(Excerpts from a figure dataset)
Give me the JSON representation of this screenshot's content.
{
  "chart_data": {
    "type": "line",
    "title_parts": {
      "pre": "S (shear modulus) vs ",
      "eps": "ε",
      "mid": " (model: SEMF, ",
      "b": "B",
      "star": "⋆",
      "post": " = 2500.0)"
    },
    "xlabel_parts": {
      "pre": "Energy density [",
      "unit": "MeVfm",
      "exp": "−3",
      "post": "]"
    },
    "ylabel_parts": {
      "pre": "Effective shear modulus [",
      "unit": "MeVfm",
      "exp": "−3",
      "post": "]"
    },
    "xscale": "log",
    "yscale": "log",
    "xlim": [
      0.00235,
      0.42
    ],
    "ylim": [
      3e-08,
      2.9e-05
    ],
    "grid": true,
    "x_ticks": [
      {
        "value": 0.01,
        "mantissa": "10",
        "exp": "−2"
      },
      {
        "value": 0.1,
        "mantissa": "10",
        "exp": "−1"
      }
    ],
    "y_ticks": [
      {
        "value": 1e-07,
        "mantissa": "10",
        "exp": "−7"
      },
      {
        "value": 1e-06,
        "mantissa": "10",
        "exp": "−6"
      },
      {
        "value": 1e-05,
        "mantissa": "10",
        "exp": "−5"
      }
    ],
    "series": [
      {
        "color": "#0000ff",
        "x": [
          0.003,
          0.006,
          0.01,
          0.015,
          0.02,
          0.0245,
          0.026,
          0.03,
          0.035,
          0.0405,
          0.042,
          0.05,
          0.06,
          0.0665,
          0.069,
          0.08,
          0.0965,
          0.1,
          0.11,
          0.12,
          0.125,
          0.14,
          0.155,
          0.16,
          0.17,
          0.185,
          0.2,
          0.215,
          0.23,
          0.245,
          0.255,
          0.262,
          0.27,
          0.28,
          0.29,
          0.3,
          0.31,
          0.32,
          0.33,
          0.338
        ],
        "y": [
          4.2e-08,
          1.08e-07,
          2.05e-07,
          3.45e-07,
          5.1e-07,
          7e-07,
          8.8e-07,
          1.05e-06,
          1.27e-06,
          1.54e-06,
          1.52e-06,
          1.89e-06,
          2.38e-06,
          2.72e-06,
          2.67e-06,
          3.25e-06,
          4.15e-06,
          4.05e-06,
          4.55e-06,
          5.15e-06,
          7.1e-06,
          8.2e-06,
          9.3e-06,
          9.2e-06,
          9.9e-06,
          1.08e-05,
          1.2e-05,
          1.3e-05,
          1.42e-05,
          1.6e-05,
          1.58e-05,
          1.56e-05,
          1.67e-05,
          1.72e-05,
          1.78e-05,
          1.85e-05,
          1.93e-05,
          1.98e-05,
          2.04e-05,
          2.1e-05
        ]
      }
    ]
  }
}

OBJECTIVE: Scan the records above for the string "shear", then select every line that holds it.

PROBLEM SOLUTION:
      "pre": "S (shear modulus) vs ",
      "pre": "Effective shear modulus [",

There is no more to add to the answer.